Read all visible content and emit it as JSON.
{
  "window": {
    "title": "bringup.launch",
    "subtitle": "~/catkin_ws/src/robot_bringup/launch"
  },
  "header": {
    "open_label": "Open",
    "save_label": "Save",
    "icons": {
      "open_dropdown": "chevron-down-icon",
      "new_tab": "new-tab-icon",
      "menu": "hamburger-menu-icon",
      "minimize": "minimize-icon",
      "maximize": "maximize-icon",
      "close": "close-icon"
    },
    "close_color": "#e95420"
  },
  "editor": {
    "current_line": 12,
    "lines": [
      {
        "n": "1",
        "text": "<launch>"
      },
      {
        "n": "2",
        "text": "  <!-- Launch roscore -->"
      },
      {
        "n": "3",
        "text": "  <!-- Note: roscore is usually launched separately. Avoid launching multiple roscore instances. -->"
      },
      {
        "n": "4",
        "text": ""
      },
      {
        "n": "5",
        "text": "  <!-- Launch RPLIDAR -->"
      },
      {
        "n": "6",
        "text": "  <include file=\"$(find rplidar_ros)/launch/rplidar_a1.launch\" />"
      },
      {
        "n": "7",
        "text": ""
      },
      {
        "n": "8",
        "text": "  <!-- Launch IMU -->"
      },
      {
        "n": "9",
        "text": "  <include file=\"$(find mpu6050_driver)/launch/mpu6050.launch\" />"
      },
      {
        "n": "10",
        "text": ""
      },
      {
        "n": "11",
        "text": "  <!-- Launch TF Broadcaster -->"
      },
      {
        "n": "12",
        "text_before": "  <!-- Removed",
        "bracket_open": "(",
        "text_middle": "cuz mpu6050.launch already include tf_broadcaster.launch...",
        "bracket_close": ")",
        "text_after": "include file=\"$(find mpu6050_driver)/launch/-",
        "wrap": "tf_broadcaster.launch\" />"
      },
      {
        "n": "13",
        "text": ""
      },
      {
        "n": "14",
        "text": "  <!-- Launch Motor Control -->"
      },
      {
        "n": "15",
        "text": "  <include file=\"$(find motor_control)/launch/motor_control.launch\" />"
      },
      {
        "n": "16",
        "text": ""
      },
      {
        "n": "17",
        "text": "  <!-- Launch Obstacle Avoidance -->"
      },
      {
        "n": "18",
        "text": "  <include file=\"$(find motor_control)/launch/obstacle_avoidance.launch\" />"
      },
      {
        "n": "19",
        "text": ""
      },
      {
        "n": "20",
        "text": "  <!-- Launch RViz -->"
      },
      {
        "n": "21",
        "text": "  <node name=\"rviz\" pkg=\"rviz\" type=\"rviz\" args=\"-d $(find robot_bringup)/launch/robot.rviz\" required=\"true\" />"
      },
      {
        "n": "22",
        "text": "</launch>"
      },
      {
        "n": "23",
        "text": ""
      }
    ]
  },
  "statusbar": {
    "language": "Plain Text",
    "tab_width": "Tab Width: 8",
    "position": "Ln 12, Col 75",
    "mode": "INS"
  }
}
--------
## WHAT TO PRODUCE
Please output the complete data exactly.

## RESULT FOR THIS EXERCISE
Read all visible content and emit it as JSON.
{
  "window": {
    "title": "bringup.launch",
    "subtitle": "~/catkin_ws/src/robot_bringup/launch"
  },
  "header": {
    "open_label": "Open",
    "save_label": "Save",
    "icons": {
      "open_dropdown": "chevron-down-icon",
      "new_tab": "new-tab-icon",
      "menu": "hamburger-menu-icon",
      "minimize": "minimize-icon",
      "maximize": "maximize-icon",
      "close": "close-icon"
    },
    "close_color": "#e95420"
  },
  "editor": {
    "current_line": 12,
    "lines": [
      {
        "n": "1",
        "text": "<launch>"
      },
      {
        "n": "2",
        "text": "  <!-- Launch roscore -->"
      },
      {
        "n": "3",
        "text": "  <!-- Note: roscore is usually launched separately. Avoid launching multiple roscore instances. -->"
      },
      {
        "n": "4",
        "text": ""
      },
      {
        "n": "5",
        "text": "  <!-- Launch RPLIDAR -->"
      },
      {
        "n": "6",
        "text": "  <include file=\"$(find rplidar_ros)/launch/rplidar_a1.launch\" />"
      },
      {
        "n": "7",
        "text": ""
      },
      {
        "n": "8",
        "text": "  <!-- Launch IMU -->"
      },
      {
        "n": "9",
        "text": "  <include file=\"$(find mpu6050_driver)/launch/mpu6050.launch\" />"
      },
      {
        "n": "10",
        "text": ""
      },
      {
        "n": "11",
        "text": "  <!-- Launch TF Broadcaster -->"
      },
      {
        "n": "12",
        "text_before": "  <!-- Removed",
        "bracket_open": "(",
        "text_middle": "cuz mpu6050.launch already include tf_broadcaster.launch...",
        "bracket_close": ")",
        "text_after": "include file=\"$(find mpu6050_driver)/launch/-",
        "wrap": "tf_broadcaster.launch\" />"
      },
      {
        "n": "13",
        "text": ""
      },
      {
        "n": "14",
        "text": "  <!-- Launch Motor Control -->"
      },
      {
        "n": "15",
        "text": "  <include file=\"$(find motor_control)/launch/motor_control.launch\" />"
      },
      {
        "n": "16",
        "text": ""
      },
      {
        "n": "17",
        "text": "  <!-- Launch Obstacle Avoidance -->"
      },
      {
        "n": "18",
        "text": "  <include file=\"$(find motor_control)/launch/obstacle_avoidance.launch\" />"
      },
      {
        "n": "19",
        "text": ""
      },
      {
        "n": "20",
        "text": "  <!-- Launch RViz -->"
      },
      {
        "n": "21",
        "text": "  <node name=\"rviz\" pkg=\"rviz\" type=\"rviz\" args=\"-d $(find robot_bringup)/launch/robot.rviz\" required=\"true\" />"
      },
      {
        "n": "22",
        "text": "</launch>"
      },
      {
        "n": "23",
        "text": ""
      }
    ]
  },
  "statusbar": {
    "language": "Plain Text",
    "tab_width": "Tab Width: 8",
    "position": "Ln 12, Col 75",
    "mode": "INS"
  }
}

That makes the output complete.